(Source records)
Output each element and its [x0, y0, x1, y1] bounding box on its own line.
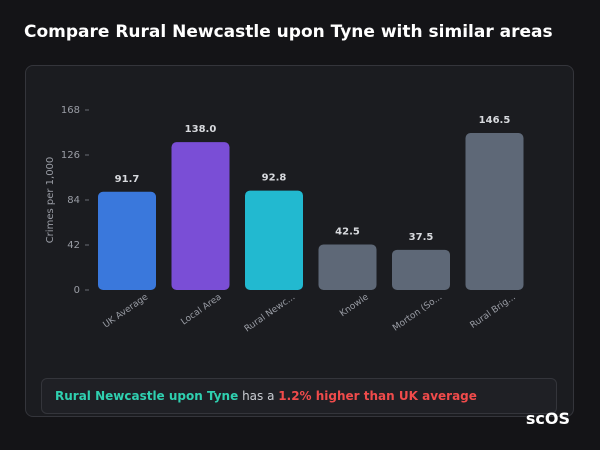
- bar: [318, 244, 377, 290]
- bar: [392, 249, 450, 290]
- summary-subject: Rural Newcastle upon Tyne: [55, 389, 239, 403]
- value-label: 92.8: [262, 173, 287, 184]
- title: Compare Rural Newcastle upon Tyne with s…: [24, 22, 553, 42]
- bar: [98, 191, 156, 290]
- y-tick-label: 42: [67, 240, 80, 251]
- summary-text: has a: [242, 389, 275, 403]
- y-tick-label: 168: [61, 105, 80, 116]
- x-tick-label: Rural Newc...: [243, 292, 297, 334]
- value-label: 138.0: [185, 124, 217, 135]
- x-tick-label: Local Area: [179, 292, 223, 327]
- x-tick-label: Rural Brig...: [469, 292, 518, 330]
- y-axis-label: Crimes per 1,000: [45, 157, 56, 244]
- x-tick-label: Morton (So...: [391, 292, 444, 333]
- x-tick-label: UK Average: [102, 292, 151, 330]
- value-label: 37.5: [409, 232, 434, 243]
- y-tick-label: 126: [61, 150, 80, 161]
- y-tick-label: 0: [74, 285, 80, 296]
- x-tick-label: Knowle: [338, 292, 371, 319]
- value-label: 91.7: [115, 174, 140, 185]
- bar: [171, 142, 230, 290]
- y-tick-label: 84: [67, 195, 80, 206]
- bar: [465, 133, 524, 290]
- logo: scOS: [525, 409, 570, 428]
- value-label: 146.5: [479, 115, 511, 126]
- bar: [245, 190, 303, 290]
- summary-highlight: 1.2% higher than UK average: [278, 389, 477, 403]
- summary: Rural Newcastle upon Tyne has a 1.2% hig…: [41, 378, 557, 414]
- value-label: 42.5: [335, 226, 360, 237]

■ **What is needed**
Rewrite the data above, replacing every occurrence of "value-label" with "bar-value" and leaving everything else unchanged. Omit the picture from your answer.

■ **Result**
Output each element and its [x0, y0, x1, y1] bounding box on its own line.
- bar: [318, 244, 377, 290]
- bar: [392, 249, 450, 290]
- summary-subject: Rural Newcastle upon Tyne: [55, 389, 239, 403]
- bar-value: 92.8: [262, 173, 287, 184]
- title: Compare Rural Newcastle upon Tyne with s…: [24, 22, 553, 42]
- bar: [98, 191, 156, 290]
- y-tick-label: 42: [67, 240, 80, 251]
- summary-text: has a: [242, 389, 275, 403]
- y-tick-label: 168: [61, 105, 80, 116]
- x-tick-label: Rural Newc...: [243, 292, 297, 334]
- bar-value: 138.0: [185, 124, 217, 135]
- x-tick-label: Local Area: [179, 292, 223, 327]
- x-tick-label: Rural Brig...: [469, 292, 518, 330]
- y-axis-label: Crimes per 1,000: [45, 157, 56, 244]
- x-tick-label: Morton (So...: [391, 292, 444, 333]
- x-tick-label: UK Average: [102, 292, 151, 330]
- bar-value: 37.5: [409, 232, 434, 243]
- y-tick-label: 126: [61, 150, 80, 161]
- y-tick-label: 0: [74, 285, 80, 296]
- x-tick-label: Knowle: [338, 292, 371, 319]
- bar-value: 91.7: [115, 174, 140, 185]
- bar: [171, 142, 230, 290]
- y-tick-label: 84: [67, 195, 80, 206]
- bar: [465, 133, 524, 290]
- logo: scOS: [525, 409, 570, 428]
- bar-value: 146.5: [479, 115, 511, 126]
- bar: [245, 190, 303, 290]
- summary-highlight: 1.2% higher than UK average: [278, 389, 477, 403]
- summary: Rural Newcastle upon Tyne has a 1.2% hig…: [41, 378, 557, 414]
- bar-value: 42.5: [335, 226, 360, 237]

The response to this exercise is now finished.